● **WHAT THE TASK REQUIRES**: Using the data below, gather each line that includes the word "Assignment".

● **DATASET RECORDS**:
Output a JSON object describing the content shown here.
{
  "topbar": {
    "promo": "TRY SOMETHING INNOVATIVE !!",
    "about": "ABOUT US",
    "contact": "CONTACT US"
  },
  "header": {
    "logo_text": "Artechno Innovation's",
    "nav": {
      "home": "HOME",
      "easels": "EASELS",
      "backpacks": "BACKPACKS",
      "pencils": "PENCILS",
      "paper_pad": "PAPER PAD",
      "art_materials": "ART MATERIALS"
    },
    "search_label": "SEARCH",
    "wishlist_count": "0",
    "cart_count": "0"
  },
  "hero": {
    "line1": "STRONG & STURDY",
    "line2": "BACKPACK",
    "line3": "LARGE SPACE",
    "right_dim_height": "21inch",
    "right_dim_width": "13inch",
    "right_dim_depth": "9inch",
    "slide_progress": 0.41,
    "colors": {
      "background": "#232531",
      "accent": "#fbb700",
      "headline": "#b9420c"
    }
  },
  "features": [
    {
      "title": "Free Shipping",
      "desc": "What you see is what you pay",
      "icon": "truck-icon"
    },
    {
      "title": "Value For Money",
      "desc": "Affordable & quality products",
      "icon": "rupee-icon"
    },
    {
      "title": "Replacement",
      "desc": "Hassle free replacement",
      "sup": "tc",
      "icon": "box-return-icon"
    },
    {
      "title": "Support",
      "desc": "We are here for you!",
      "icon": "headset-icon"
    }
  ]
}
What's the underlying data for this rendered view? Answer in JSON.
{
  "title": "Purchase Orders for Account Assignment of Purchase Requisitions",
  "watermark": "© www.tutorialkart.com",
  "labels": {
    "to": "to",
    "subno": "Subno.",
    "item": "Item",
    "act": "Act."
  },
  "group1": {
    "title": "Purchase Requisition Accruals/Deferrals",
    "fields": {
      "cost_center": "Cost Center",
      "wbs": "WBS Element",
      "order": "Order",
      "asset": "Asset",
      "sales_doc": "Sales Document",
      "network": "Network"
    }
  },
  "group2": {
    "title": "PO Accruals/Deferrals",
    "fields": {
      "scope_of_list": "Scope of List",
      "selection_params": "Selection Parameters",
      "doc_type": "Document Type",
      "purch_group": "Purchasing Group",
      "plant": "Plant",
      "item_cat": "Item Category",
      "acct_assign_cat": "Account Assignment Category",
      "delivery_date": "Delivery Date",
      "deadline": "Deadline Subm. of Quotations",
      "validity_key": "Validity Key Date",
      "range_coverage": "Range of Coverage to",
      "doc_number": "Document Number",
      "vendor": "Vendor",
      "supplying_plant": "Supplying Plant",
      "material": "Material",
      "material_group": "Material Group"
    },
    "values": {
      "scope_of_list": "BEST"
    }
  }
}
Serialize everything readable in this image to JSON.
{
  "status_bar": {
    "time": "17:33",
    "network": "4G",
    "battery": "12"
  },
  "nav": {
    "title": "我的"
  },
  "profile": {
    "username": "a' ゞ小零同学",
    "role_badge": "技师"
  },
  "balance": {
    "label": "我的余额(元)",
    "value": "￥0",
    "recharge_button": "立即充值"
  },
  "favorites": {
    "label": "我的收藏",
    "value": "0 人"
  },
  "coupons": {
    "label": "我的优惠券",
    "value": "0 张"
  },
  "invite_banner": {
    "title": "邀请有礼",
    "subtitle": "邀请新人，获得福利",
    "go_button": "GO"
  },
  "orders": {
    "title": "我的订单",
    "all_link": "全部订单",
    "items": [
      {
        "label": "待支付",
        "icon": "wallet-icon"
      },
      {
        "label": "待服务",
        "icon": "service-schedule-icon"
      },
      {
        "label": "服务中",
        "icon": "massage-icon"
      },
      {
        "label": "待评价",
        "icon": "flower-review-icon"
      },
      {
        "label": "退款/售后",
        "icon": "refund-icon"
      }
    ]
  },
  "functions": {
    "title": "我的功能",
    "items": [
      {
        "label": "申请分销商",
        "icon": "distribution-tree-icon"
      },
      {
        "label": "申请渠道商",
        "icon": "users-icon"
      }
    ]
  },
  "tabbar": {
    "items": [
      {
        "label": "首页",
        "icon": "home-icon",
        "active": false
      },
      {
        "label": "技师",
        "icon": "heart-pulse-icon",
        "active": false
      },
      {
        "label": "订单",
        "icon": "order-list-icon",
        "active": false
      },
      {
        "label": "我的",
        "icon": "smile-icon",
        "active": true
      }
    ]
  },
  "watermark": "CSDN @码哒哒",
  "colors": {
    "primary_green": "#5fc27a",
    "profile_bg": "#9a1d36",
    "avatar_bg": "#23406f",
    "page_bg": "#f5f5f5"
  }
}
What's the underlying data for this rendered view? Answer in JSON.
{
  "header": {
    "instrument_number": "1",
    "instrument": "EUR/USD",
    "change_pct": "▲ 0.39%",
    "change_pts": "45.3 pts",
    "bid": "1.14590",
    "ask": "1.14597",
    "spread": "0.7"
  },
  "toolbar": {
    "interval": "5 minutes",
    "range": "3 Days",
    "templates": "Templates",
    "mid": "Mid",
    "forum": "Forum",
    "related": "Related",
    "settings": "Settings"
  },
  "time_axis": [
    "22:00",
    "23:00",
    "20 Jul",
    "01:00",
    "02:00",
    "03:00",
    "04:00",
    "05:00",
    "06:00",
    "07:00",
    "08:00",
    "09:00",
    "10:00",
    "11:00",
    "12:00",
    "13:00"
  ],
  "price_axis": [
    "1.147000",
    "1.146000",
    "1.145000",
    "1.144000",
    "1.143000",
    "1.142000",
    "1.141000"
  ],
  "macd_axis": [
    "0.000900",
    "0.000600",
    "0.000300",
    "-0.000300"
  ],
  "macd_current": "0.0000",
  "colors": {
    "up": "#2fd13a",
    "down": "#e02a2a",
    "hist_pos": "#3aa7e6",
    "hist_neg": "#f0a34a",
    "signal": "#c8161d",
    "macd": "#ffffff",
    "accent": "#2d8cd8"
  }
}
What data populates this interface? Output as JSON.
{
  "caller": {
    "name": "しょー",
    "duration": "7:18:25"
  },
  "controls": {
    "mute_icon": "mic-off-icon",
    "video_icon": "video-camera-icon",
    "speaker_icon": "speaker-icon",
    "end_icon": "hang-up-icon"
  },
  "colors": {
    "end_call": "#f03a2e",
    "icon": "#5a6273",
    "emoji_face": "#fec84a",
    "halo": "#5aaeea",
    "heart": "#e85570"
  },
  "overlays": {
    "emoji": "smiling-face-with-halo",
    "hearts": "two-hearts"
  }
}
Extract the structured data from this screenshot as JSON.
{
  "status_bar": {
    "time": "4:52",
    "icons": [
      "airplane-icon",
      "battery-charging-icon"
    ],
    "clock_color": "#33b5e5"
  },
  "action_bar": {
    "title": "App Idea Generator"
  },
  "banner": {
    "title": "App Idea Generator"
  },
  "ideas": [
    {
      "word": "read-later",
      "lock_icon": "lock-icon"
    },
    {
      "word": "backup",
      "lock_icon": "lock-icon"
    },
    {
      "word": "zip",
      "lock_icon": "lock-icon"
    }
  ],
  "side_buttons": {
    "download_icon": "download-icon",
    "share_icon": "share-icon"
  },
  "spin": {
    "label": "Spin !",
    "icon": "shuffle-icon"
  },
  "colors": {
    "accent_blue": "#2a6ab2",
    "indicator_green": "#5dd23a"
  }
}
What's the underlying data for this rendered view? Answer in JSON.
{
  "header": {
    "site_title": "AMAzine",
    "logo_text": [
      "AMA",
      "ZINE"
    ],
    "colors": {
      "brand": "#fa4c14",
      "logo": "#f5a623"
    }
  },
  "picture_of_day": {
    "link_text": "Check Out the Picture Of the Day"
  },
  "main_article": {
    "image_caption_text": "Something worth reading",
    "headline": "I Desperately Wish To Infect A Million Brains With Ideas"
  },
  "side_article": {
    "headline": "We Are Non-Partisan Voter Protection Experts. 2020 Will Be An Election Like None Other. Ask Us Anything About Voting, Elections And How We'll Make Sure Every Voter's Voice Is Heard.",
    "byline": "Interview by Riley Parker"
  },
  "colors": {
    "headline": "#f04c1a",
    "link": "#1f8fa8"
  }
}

● **EXERCISE ANSWER**:
  "title": "Purchase Orders for Account Assignment of Purchase Requisitions",
      "acct_assign_cat": "Account Assignment Category",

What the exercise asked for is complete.